-- START --
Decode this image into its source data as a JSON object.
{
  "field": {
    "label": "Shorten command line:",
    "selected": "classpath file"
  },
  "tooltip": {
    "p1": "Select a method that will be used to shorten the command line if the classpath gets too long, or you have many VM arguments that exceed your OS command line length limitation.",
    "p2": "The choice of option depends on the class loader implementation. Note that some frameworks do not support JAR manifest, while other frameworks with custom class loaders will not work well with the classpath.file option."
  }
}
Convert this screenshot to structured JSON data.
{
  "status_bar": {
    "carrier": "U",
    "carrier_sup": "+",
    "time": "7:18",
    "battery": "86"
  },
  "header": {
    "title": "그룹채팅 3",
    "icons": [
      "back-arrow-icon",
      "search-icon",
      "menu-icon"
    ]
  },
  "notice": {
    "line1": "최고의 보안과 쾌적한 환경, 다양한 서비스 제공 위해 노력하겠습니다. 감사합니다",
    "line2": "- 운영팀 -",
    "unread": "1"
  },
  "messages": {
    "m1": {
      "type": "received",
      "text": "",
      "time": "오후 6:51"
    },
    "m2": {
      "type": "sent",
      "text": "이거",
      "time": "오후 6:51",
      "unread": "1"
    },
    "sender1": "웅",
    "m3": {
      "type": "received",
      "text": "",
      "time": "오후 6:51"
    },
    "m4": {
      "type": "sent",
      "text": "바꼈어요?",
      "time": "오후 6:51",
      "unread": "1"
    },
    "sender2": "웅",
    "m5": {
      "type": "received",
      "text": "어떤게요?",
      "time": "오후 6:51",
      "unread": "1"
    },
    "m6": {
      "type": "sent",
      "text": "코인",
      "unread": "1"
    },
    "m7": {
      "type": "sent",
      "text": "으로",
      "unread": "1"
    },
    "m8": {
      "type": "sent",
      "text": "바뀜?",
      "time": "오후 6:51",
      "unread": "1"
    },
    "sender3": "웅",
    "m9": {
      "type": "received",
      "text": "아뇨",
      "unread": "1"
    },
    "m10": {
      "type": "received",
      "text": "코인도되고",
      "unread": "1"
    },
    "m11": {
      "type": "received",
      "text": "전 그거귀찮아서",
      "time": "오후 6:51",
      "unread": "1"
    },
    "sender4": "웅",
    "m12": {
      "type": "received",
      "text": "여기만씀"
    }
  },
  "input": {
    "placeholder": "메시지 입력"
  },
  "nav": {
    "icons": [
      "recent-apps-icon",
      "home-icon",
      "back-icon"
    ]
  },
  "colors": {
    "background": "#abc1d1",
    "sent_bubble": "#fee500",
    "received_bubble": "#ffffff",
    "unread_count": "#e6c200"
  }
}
-- END --
From the entries, report each line that includes the word "file".

RESPONSE FOR THIS EXERCISE:
    "selected": "classpath file"
    "p2": "The choice of option depends on the class loader implementation. Note that some frameworks do not support JAR manifest, while other frameworks with custom class loaders will not work well with the classpath.file option."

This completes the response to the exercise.